• What you are asked to do
List every line in this data where the string "submitted" occurs.

-- start of Supplied material --

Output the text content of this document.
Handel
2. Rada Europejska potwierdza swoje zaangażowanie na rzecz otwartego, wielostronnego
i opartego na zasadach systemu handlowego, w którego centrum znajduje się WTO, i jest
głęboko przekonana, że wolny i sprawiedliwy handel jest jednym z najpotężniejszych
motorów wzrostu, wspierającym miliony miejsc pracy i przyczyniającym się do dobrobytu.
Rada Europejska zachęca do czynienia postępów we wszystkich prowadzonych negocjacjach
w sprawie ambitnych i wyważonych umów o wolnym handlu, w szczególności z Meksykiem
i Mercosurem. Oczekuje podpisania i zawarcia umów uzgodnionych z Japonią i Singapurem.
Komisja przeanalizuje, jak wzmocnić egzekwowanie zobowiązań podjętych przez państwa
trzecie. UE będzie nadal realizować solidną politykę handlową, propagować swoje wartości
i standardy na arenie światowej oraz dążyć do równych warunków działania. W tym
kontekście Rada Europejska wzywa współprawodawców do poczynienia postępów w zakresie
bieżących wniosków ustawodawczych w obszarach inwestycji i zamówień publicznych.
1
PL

-- end of Supplied material --
-- start of Supplied material --

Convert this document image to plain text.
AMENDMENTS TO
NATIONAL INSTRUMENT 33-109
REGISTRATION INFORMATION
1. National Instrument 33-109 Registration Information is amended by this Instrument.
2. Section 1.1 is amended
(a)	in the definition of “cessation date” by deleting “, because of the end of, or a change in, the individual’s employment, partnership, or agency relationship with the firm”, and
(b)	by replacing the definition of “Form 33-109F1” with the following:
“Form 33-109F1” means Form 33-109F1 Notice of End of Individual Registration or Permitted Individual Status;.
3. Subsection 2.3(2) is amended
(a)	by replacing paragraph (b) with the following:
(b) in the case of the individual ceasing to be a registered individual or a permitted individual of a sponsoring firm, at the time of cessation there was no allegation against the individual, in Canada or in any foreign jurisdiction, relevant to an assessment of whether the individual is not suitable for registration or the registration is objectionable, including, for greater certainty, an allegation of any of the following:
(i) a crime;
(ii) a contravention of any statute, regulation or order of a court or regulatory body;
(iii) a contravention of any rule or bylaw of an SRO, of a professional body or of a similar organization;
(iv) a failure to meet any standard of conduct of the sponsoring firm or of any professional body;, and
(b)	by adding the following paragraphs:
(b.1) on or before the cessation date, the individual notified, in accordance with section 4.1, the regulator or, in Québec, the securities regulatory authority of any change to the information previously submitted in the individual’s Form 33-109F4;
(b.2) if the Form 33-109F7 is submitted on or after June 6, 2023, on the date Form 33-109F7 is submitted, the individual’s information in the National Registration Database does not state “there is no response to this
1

-- end of Supplied material --

• Task response
(b.1) on or before the cessation date, the individual notified, in accordance with section 4.1, the regulator or, in Québec, the securities regulatory authority of any change to the information previously submitted in the individual’s Form 33-109F4;
(b.2) if the Form 33-109F7 is submitted on or after June 6, 2023, on the date Form 33-109F7 is submitted, the individual’s information in the National Registration Database does not state “there is no response to this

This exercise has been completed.